### WHAT THE EXERCISE ASKS
Return a copy of every line in the records that includes the word "forms".

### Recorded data
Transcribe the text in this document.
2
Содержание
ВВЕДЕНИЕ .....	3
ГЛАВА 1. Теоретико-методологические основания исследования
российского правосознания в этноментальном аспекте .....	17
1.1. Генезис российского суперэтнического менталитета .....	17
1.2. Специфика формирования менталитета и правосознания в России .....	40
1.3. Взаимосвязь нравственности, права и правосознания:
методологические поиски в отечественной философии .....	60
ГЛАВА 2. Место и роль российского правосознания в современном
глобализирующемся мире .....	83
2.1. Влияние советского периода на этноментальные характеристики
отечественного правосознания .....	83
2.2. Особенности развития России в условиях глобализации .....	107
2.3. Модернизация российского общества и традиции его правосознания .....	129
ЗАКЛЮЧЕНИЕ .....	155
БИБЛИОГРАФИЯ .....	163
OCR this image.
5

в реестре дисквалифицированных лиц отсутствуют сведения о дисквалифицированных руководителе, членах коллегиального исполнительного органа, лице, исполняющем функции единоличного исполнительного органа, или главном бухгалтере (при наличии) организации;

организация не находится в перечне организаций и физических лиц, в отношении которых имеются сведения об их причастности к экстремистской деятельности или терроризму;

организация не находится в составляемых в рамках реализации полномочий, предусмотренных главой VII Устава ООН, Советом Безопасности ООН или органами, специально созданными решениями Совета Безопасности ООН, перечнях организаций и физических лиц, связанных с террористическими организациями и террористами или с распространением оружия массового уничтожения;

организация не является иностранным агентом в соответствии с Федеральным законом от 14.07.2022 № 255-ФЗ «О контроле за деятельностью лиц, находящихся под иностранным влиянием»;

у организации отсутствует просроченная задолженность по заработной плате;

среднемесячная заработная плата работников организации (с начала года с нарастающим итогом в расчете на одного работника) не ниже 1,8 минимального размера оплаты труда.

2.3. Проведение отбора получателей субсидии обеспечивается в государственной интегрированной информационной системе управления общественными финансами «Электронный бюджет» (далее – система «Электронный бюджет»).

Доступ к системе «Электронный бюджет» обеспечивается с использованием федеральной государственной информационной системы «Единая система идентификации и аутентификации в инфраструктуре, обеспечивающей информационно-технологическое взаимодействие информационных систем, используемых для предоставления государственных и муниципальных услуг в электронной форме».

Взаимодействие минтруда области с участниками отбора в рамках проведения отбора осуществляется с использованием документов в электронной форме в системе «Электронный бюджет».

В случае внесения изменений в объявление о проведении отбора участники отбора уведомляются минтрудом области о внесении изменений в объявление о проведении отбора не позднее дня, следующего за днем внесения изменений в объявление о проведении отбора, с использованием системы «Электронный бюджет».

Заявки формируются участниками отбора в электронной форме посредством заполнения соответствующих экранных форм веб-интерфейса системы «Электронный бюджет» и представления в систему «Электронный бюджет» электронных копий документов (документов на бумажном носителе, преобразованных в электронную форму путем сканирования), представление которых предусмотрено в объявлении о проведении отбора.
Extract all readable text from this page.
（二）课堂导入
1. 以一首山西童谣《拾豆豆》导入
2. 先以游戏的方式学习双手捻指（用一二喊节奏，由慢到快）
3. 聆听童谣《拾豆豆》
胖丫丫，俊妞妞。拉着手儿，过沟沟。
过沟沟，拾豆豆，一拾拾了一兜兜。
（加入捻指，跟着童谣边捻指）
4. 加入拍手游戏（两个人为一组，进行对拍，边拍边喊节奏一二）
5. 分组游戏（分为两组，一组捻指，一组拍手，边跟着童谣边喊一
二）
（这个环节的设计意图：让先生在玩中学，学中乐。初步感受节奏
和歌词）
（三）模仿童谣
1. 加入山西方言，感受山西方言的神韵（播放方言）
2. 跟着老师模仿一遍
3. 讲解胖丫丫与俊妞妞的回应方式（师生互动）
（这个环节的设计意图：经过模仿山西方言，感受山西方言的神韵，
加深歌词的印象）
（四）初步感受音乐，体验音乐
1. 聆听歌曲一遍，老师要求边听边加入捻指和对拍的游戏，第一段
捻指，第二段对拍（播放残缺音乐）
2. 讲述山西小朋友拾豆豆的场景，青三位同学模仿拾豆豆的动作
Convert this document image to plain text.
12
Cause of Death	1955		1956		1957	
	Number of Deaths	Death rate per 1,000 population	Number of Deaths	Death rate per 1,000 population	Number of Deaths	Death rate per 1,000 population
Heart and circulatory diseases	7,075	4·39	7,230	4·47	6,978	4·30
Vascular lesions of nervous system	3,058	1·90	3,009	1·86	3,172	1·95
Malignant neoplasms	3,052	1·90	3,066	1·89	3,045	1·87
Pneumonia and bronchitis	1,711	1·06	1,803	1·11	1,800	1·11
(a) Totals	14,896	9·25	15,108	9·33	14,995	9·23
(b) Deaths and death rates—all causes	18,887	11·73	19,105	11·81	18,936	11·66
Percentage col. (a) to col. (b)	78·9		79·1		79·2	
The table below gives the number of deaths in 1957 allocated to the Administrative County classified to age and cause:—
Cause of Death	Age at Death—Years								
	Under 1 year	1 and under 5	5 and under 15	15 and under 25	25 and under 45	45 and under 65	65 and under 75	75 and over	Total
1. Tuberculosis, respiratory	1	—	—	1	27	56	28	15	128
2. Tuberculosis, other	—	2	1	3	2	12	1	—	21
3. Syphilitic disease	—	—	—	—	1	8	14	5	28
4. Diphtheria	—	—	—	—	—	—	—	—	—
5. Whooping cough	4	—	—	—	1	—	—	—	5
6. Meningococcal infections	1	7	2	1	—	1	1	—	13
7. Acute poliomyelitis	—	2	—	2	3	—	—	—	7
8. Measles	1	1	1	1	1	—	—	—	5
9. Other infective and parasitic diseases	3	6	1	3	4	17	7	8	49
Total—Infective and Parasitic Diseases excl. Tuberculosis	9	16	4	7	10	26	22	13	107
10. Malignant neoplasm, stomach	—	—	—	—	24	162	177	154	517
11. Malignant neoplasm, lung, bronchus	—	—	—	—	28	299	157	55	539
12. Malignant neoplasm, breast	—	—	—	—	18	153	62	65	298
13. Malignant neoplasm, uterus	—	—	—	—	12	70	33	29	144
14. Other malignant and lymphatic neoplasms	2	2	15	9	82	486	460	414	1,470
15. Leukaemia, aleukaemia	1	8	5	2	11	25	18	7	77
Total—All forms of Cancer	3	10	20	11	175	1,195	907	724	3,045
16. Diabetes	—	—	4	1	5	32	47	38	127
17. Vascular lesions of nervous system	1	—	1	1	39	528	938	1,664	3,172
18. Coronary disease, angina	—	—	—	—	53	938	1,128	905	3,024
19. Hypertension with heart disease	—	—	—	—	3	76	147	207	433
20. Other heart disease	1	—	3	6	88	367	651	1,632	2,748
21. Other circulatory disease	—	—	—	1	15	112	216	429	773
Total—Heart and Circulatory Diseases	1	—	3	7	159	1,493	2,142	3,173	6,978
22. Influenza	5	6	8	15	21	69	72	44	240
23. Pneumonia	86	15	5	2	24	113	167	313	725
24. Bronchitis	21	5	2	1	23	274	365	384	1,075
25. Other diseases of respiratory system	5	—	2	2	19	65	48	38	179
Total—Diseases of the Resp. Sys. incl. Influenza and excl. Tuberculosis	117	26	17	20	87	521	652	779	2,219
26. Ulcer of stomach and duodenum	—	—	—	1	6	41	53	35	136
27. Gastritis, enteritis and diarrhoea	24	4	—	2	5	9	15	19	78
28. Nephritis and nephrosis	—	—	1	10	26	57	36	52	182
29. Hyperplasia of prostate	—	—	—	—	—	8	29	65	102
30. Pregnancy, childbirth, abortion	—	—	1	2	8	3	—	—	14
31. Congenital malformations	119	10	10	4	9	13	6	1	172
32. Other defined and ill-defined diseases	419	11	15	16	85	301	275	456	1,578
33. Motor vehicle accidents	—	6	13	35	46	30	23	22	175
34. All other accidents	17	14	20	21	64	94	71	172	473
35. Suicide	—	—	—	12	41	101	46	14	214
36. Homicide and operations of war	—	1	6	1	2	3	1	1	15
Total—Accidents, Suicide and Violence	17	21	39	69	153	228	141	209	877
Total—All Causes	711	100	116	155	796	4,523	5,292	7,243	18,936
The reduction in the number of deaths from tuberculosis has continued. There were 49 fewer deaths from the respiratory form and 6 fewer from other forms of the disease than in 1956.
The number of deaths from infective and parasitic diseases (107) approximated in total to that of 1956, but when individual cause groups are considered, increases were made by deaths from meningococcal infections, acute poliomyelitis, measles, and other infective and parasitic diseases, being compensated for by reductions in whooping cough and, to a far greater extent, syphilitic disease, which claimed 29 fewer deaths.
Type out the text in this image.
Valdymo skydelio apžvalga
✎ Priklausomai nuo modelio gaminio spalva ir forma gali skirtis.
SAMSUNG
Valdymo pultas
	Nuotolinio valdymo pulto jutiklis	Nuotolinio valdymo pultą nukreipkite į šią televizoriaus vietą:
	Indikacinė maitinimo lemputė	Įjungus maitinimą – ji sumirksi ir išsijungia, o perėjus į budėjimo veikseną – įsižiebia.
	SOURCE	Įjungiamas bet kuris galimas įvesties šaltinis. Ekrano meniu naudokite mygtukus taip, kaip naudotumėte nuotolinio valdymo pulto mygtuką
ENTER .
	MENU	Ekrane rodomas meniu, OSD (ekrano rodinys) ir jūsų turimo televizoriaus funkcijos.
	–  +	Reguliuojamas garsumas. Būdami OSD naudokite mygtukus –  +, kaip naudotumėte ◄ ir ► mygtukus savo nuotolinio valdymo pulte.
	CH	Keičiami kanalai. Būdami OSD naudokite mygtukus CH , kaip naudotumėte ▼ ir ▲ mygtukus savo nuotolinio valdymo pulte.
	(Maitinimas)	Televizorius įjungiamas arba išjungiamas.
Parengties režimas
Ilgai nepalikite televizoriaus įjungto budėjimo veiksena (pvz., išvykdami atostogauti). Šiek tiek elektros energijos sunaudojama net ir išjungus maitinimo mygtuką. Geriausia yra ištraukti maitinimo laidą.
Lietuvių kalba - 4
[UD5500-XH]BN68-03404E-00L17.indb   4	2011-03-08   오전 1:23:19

### EXERCISE RESULT
Total—All forms of Cancer	3	10	20	11	175	1,195	907	724	3,045
The reduction in the number of deaths from tuberculosis has continued. There were 49 fewer deaths from the respiratory form and 6 fewer from other forms of the disease than in 1956.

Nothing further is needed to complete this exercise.